[Task goal]
Write out each line beneath this one exactly as it reads.

[Supplied records]

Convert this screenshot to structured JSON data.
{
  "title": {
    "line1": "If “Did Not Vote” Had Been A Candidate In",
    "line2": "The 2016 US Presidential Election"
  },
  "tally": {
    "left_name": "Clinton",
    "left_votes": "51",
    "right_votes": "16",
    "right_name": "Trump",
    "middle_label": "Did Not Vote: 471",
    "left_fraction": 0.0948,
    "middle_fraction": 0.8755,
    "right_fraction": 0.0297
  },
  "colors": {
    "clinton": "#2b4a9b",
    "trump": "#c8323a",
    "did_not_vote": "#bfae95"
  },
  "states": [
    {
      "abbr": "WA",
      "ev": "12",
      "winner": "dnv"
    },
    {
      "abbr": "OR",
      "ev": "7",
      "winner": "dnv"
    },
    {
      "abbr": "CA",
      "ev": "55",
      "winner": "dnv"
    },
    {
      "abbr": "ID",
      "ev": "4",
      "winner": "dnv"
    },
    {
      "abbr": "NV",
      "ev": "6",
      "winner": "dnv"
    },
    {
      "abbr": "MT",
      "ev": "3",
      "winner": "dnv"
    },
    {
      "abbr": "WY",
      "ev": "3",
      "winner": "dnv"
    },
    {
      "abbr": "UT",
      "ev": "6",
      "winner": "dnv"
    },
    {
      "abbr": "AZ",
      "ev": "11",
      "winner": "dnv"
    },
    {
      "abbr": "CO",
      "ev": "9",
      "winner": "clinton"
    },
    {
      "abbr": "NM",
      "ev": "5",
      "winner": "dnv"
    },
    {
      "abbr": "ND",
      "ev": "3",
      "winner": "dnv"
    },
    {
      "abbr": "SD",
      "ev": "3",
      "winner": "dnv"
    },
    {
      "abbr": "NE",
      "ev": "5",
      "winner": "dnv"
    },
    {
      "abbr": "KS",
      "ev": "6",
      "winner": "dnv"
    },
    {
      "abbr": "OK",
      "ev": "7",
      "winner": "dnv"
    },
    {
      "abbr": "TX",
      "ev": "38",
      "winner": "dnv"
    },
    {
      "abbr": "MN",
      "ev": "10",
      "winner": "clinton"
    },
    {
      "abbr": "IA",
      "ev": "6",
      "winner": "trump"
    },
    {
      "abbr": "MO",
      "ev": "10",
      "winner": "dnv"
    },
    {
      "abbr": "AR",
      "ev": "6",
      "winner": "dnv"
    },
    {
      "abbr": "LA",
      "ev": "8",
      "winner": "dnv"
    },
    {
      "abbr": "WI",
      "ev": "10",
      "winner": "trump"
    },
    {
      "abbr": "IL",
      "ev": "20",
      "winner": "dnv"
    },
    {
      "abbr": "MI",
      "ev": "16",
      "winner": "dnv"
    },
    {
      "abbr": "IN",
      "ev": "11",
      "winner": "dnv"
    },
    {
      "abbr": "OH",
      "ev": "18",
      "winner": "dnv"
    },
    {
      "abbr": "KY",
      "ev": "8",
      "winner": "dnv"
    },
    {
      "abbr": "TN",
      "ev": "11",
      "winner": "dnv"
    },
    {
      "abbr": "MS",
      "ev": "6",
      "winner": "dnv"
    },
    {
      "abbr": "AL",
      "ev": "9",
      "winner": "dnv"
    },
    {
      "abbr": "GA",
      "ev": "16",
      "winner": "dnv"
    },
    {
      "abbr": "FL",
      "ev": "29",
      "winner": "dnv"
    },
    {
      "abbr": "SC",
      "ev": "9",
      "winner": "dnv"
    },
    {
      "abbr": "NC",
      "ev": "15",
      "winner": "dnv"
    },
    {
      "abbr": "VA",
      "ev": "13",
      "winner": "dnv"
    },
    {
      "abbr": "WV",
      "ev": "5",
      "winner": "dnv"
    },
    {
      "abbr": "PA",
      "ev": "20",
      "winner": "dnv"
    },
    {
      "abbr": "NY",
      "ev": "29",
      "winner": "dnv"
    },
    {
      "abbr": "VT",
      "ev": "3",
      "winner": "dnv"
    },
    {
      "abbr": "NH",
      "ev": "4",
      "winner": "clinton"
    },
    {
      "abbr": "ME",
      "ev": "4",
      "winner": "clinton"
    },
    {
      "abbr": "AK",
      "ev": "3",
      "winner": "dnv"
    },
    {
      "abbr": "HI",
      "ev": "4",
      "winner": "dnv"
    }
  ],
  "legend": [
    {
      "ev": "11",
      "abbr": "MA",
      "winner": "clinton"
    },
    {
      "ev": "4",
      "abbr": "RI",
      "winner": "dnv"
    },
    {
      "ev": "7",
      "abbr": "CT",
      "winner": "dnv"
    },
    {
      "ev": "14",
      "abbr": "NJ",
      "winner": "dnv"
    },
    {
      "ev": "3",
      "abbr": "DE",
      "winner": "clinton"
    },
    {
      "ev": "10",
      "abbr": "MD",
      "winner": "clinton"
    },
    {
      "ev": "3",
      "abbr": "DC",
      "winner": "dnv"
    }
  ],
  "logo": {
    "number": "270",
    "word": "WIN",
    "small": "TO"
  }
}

[Exercise response]
Convert this screenshot to structured JSON data.
{
  "title": {
    "line1": "If “Did Not Vote” Had Been A Candidate In",
    "line2": "The 2016 US Presidential Election"
  },
  "tally": {
    "left_name": "Clinton",
    "left_votes": "51",
    "right_votes": "16",
    "right_name": "Trump",
    "middle_label": "Did Not Vote: 471",
    "left_fraction": 0.0948,
    "middle_fraction": 0.8755,
    "right_fraction": 0.0297
  },
  "colors": {
    "clinton": "#2b4a9b",
    "trump": "#c8323a",
    "did_not_vote": "#bfae95"
  },
  "states": [
    {
      "abbr": "WA",
      "ev": "12",
      "winner": "dnv"
    },
    {
      "abbr": "OR",
      "ev": "7",
      "winner": "dnv"
    },
    {
      "abbr": "CA",
      "ev": "55",
      "winner": "dnv"
    },
    {
      "abbr": "ID",
      "ev": "4",
      "winner": "dnv"
    },
    {
      "abbr": "NV",
      "ev": "6",
      "winner": "dnv"
    },
    {
      "abbr": "MT",
      "ev": "3",
      "winner": "dnv"
    },
    {
      "abbr": "WY",
      "ev": "3",
      "winner": "dnv"
    },
    {
      "abbr": "UT",
      "ev": "6",
      "winner": "dnv"
    },
    {
      "abbr": "AZ",
      "ev": "11",
      "winner": "dnv"
    },
    {
      "abbr": "CO",
      "ev": "9",
      "winner": "clinton"
    },
    {
      "abbr": "NM",
      "ev": "5",
      "winner": "dnv"
    },
    {
      "abbr": "ND",
      "ev": "3",
      "winner": "dnv"
    },
    {
      "abbr": "SD",
      "ev": "3",
      "winner": "dnv"
    },
    {
      "abbr": "NE",
      "ev": "5",
      "winner": "dnv"
    },
    {
      "abbr": "KS",
      "ev": "6",
      "winner": "dnv"
    },
    {
      "abbr": "OK",
      "ev": "7",
      "winner": "dnv"
    },
    {
      "abbr": "TX",
      "ev": "38",
      "winner": "dnv"
    },
    {
      "abbr": "MN",
      "ev": "10",
      "winner": "clinton"
    },
    {
      "abbr": "IA",
      "ev": "6",
      "winner": "trump"
    },
    {
      "abbr": "MO",
      "ev": "10",
      "winner": "dnv"
    },
    {
      "abbr": "AR",
      "ev": "6",
      "winner": "dnv"
    },
    {
      "abbr": "LA",
      "ev": "8",
      "winner": "dnv"
    },
    {
      "abbr": "WI",
      "ev": "10",
      "winner": "trump"
    },
    {
      "abbr": "IL",
      "ev": "20",
      "winner": "dnv"
    },
    {
      "abbr": "MI",
      "ev": "16",
      "winner": "dnv"
    },
    {
      "abbr": "IN",
      "ev": "11",
      "winner": "dnv"
    },
    {
      "abbr": "OH",
      "ev": "18",
      "winner": "dnv"
    },
    {
      "abbr": "KY",
      "ev": "8",
      "winner": "dnv"
    },
    {
      "abbr": "TN",
      "ev": "11",
      "winner": "dnv"
    },
    {
      "abbr": "MS",
      "ev": "6",
      "winner": "dnv"
    },
    {
      "abbr": "AL",
      "ev": "9",
      "winner": "dnv"
    },
    {
      "abbr": "GA",
      "ev": "16",
      "winner": "dnv"
    },
    {
      "abbr": "FL",
      "ev": "29",
      "winner": "dnv"
    },
    {
      "abbr": "SC",
      "ev": "9",
      "winner": "dnv"
    },
    {
      "abbr": "NC",
      "ev": "15",
      "winner": "dnv"
    },
    {
      "abbr": "VA",
      "ev": "13",
      "winner": "dnv"
    },
    {
      "abbr": "WV",
      "ev": "5",
      "winner": "dnv"
    },
    {
      "abbr": "PA",
      "ev": "20",
      "winner": "dnv"
    },
    {
      "abbr": "NY",
      "ev": "29",
      "winner": "dnv"
    },
    {
      "abbr": "VT",
      "ev": "3",
      "winner": "dnv"
    },
    {
      "abbr": "NH",
      "ev": "4",
      "winner": "clinton"
    },
    {
      "abbr": "ME",
      "ev": "4",
      "winner": "clinton"
    },
    {
      "abbr": "AK",
      "ev": "3",
      "winner": "dnv"
    },
    {
      "abbr": "HI",
      "ev": "4",
      "winner": "dnv"
    }
  ],
  "legend": [
    {
      "ev": "11",
      "abbr": "MA",
      "winner": "clinton"
    },
    {
      "ev": "4",
      "abbr": "RI",
      "winner": "dnv"
    },
    {
      "ev": "7",
      "abbr": "CT",
      "winner": "dnv"
    },
    {
      "ev": "14",
      "abbr": "NJ",
      "winner": "dnv"
    },
    {
      "ev": "3",
      "abbr": "DE",
      "winner": "clinton"
    },
    {
      "ev": "10",
      "abbr": "MD",
      "winner": "clinton"
    },
    {
      "ev": "3",
      "abbr": "DC",
      "winner": "dnv"
    }
  ],
  "logo": {
    "number": "270",
    "word": "WIN",
    "small": "TO"
  }
}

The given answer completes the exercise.